◆ **RECORD LIST**
****

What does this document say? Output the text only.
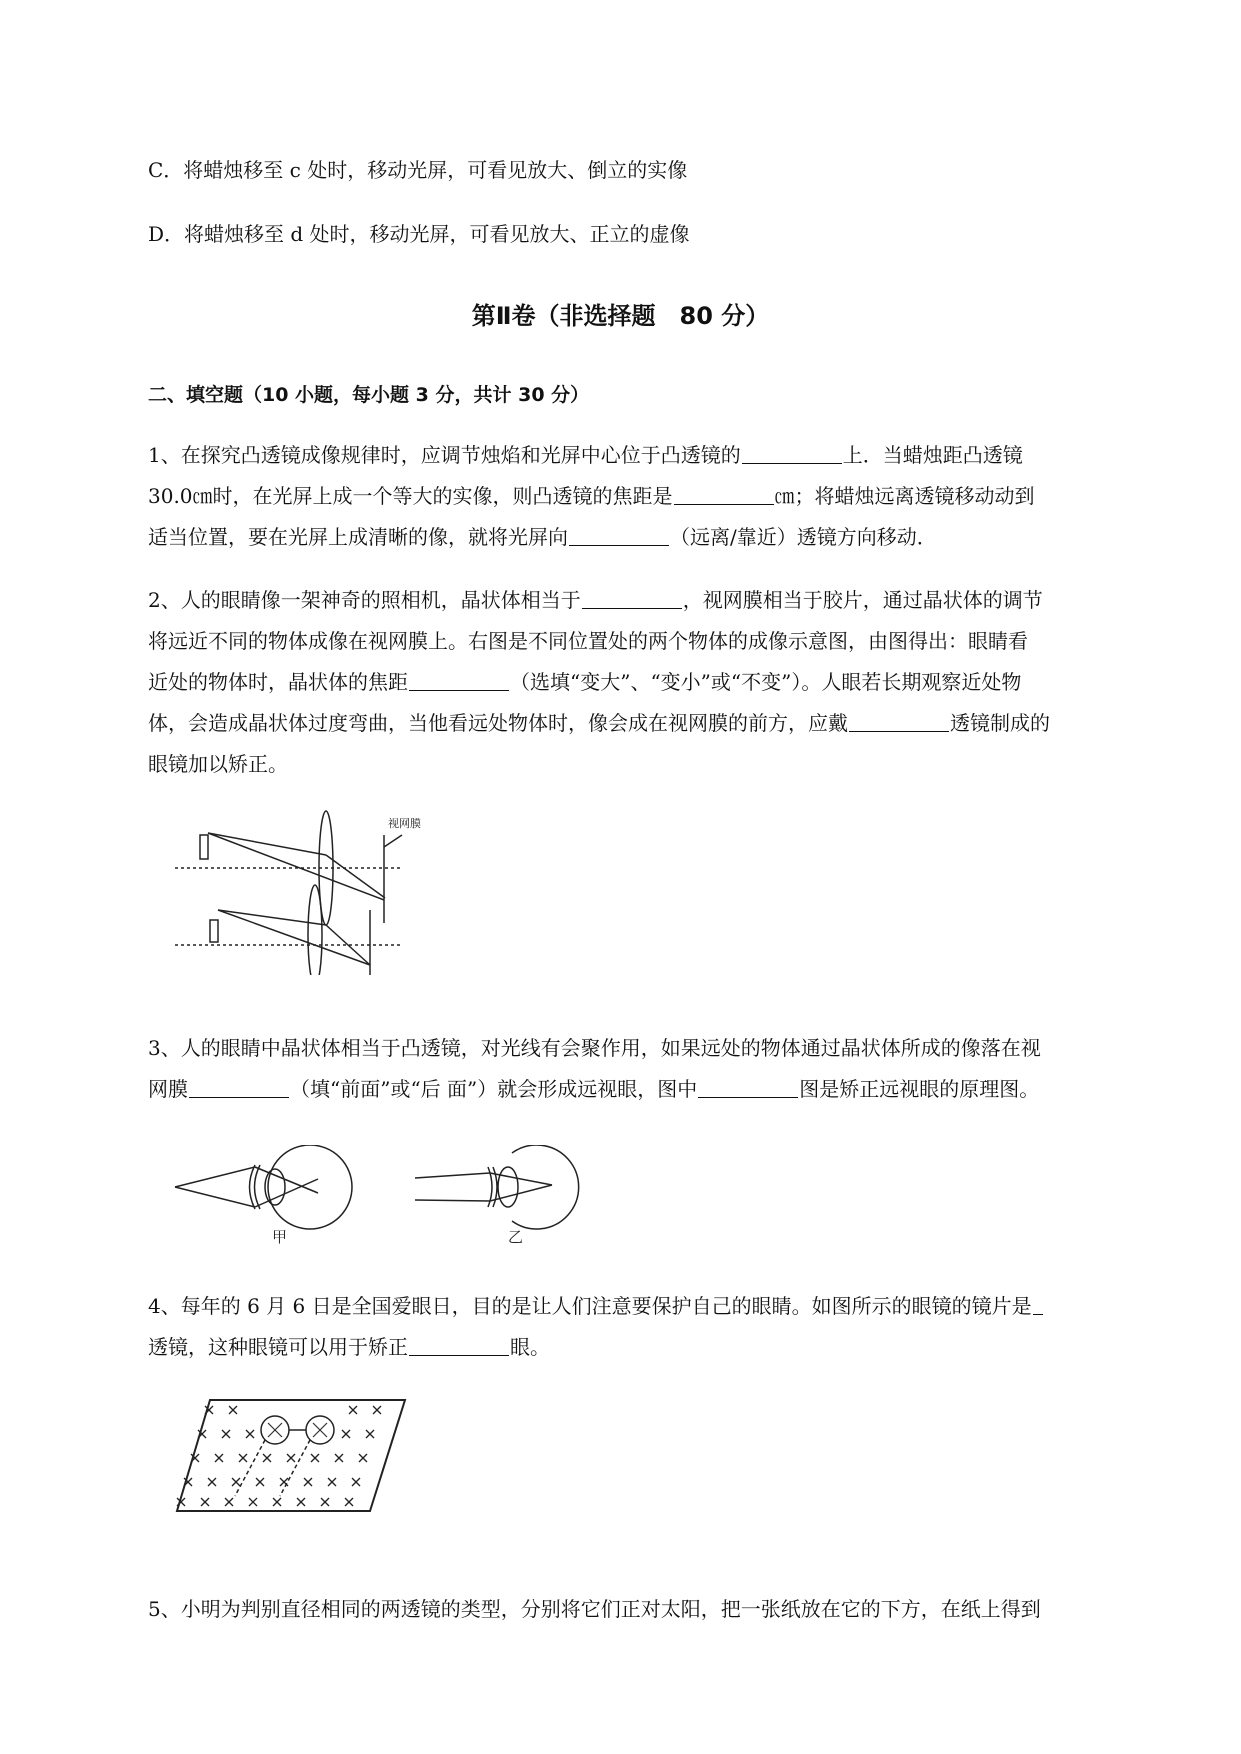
C．将蜡烛移至 c 处时，移动光屏，可看见放大、倒立的实像
D．将蜡烛移至 d 处时，移动光屏，可看见放大、正立的虚像
第Ⅱ卷（非选择题　80 分）
二、填空题（10 小题，每小题 3 分，共计 30 分）
1、在探究凸透镜成像规律时，应调节烛焰和光屏中心位于凸透镜的	上．当蜡烛距凸透镜
30.0㎝时，在光屏上成一个等大的实像，则凸透镜的焦距是	㎝；将蜡烛远离透镜移动动到
适当位置，要在光屏上成清晰的像，就将光屏向	（远离/靠近）透镜方向移动．
2、人的眼睛像一架神奇的照相机，晶状体相当于	，视网膜相当于胶片，通过晶状体的调节
将远近不同的物体成像在视网膜上。右图是不同位置处的两个物体的成像示意图，由图得出：眼睛看
近处的物体时，晶状体的焦距	（选填“变大”、“变小”或“不变”）。人眼若长期观察近处物
体，会造成晶状体过度弯曲，当他看远处物体时，像会成在视网膜的前方，应戴	透镜制成的
眼镜加以矫正。
视网膜
3、人的眼睛中晶状体相当于凸透镜，对光线有会聚作用，如果远处的物体通过晶状体所成的像落在视
网膜	（填“前面”或“后 面”）就会形成远视眼，图中	图是矫正远视眼的原理图。
甲	乙
4、每年的 6 月 6 日是全国爱眼日，目的是让人们注意要保护自己的眼睛。如图所示的眼镜的镜片是
透镜，这种眼镜可以用于矫正	眼。
5、小明为判别直径相同的两透镜的类型，分别将它们正对太阳，把一张纸放在它的下方，在纸上得到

****

Word for word, quote the lines above. Omit the pictures.

◆ **THE REPLY**
What does this document say? Output the text only.
C．将蜡烛移至 c 处时，移动光屏，可看见放大、倒立的实像
D．将蜡烛移至 d 处时，移动光屏，可看见放大、正立的虚像
第Ⅱ卷（非选择题　80 分）
二、填空题（10 小题，每小题 3 分，共计 30 分）
1、在探究凸透镜成像规律时，应调节烛焰和光屏中心位于凸透镜的	上．当蜡烛距凸透镜
30.0㎝时，在光屏上成一个等大的实像，则凸透镜的焦距是	㎝；将蜡烛远离透镜移动动到
适当位置，要在光屏上成清晰的像，就将光屏向	（远离/靠近）透镜方向移动．
2、人的眼睛像一架神奇的照相机，晶状体相当于	，视网膜相当于胶片，通过晶状体的调节
将远近不同的物体成像在视网膜上。右图是不同位置处的两个物体的成像示意图，由图得出：眼睛看
近处的物体时，晶状体的焦距	（选填“变大”、“变小”或“不变”）。人眼若长期观察近处物
体，会造成晶状体过度弯曲，当他看远处物体时，像会成在视网膜的前方，应戴	透镜制成的
眼镜加以矫正。
视网膜
3、人的眼睛中晶状体相当于凸透镜，对光线有会聚作用，如果远处的物体通过晶状体所成的像落在视
网膜	（填“前面”或“后 面”）就会形成远视眼，图中	图是矫正远视眼的原理图。
甲	乙
4、每年的 6 月 6 日是全国爱眼日，目的是让人们注意要保护自己的眼睛。如图所示的眼镜的镜片是
透镜，这种眼镜可以用于矫正	眼。
5、小明为判别直径相同的两透镜的类型，分别将它们正对太阳，把一张纸放在它的下方，在纸上得到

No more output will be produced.